[Data]
----
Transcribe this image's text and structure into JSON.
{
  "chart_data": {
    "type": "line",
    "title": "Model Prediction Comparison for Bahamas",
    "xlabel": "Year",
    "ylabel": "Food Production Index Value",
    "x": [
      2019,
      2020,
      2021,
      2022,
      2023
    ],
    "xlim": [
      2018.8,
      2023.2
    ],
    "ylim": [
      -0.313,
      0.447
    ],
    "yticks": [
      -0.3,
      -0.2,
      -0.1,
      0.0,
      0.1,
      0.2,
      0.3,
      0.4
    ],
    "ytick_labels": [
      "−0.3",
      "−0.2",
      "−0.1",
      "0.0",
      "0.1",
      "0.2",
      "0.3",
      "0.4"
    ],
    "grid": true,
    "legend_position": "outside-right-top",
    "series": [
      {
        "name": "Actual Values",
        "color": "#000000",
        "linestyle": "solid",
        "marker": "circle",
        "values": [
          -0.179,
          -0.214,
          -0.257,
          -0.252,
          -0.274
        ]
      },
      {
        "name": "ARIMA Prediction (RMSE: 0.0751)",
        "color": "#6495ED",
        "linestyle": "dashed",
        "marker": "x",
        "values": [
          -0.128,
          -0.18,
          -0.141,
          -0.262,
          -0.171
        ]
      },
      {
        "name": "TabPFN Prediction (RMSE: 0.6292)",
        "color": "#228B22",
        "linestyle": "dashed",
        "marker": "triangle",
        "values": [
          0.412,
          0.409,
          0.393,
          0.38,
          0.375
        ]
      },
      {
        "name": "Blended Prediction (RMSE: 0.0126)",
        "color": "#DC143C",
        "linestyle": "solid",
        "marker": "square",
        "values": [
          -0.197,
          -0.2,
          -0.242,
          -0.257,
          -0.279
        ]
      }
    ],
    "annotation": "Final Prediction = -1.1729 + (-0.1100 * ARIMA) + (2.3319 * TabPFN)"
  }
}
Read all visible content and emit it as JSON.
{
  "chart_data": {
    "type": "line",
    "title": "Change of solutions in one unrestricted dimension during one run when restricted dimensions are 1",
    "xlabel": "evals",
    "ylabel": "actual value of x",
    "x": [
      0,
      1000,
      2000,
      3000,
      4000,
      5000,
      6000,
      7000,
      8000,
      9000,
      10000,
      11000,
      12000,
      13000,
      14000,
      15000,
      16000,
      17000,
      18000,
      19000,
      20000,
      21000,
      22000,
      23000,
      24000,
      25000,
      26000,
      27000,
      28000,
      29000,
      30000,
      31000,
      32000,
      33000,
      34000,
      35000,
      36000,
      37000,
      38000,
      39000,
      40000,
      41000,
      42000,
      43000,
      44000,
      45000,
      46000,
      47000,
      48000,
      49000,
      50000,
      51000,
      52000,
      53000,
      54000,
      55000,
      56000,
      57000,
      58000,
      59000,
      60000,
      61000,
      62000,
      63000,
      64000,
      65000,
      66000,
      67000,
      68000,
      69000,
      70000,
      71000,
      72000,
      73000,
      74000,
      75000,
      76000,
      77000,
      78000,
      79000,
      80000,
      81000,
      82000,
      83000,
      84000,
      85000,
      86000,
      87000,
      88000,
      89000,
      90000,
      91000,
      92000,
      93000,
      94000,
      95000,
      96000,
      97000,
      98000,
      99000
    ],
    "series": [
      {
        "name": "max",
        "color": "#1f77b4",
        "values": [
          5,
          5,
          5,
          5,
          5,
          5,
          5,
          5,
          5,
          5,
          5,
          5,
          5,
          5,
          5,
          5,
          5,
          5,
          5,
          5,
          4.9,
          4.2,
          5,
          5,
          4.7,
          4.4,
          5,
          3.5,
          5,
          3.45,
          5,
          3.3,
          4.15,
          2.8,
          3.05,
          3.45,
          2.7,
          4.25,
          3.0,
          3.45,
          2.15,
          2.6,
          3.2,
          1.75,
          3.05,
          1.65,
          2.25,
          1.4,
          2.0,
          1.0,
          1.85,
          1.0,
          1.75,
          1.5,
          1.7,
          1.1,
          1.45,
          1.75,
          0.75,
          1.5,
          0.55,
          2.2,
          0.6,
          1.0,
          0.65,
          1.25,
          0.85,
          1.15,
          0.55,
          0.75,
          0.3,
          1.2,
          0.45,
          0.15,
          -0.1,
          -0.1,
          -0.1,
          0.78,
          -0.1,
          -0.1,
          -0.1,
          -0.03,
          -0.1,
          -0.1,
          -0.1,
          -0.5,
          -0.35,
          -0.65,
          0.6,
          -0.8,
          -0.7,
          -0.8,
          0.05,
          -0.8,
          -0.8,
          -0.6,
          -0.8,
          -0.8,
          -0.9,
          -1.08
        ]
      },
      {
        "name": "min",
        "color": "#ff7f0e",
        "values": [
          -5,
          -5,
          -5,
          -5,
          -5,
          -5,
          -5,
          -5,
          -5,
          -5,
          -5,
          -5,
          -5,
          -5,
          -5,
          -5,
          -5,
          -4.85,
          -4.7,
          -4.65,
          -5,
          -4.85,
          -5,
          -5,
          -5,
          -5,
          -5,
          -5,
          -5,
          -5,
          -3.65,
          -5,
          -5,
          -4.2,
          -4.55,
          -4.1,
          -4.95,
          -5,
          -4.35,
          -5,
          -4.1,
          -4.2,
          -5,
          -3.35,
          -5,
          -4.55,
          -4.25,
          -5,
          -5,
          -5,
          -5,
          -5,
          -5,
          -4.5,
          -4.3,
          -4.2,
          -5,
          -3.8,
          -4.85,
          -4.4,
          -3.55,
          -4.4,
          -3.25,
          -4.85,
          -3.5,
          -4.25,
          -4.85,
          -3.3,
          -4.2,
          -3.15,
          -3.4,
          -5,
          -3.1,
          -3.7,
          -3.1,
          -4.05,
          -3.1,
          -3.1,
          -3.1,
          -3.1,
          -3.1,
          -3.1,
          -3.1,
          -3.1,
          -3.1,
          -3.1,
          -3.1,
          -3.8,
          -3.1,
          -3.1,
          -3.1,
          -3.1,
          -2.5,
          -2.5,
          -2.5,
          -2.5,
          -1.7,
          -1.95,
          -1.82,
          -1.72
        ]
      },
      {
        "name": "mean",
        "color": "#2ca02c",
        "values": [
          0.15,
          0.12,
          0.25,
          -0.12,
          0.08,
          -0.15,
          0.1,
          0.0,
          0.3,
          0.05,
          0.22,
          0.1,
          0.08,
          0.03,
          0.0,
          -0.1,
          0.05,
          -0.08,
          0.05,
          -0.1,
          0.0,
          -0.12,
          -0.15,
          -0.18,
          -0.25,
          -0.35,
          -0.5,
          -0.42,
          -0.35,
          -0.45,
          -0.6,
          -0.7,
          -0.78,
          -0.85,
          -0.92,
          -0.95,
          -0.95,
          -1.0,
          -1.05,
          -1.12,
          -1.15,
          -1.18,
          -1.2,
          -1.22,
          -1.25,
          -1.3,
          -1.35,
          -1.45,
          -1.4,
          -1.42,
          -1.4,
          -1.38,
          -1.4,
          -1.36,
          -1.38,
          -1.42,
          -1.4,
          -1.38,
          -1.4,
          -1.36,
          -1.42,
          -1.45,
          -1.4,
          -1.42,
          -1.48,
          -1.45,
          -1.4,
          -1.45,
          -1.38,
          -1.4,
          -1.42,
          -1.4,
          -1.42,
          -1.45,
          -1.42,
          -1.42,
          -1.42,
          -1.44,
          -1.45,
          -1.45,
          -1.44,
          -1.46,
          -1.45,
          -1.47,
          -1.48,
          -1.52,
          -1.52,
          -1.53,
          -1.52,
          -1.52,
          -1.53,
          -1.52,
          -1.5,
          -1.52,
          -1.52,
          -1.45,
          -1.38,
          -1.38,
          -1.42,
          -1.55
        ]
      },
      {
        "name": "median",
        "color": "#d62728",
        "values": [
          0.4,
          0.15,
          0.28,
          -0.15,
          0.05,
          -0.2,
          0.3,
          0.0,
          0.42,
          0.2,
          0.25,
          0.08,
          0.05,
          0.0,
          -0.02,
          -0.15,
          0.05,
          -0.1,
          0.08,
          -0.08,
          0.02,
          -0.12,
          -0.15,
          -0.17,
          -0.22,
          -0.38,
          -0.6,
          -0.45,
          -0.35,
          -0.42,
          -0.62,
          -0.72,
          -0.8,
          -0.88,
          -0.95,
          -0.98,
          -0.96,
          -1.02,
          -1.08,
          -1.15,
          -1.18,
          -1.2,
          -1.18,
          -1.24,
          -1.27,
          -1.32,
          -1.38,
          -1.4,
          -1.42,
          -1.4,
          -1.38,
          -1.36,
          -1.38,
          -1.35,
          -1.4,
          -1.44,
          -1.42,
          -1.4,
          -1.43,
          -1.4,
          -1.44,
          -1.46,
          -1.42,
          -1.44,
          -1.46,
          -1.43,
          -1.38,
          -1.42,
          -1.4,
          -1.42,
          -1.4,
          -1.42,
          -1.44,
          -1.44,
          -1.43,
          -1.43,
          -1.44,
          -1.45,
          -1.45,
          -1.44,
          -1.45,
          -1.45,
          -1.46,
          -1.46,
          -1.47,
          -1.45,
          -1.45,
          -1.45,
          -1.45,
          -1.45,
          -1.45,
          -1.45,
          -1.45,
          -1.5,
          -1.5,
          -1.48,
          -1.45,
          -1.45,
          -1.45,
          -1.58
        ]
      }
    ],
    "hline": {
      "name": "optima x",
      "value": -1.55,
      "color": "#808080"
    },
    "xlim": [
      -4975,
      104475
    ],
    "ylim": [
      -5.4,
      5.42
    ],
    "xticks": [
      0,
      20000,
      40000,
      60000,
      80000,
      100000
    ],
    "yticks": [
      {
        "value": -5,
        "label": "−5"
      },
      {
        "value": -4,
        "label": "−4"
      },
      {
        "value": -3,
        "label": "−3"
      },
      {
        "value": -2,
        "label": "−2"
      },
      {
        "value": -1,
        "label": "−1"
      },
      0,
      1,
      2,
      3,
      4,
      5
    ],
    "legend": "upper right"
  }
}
----
[Task instructions]
Across the preceding material, how many lines contain the word "color"? State the number alone.

[Reply to the task]
9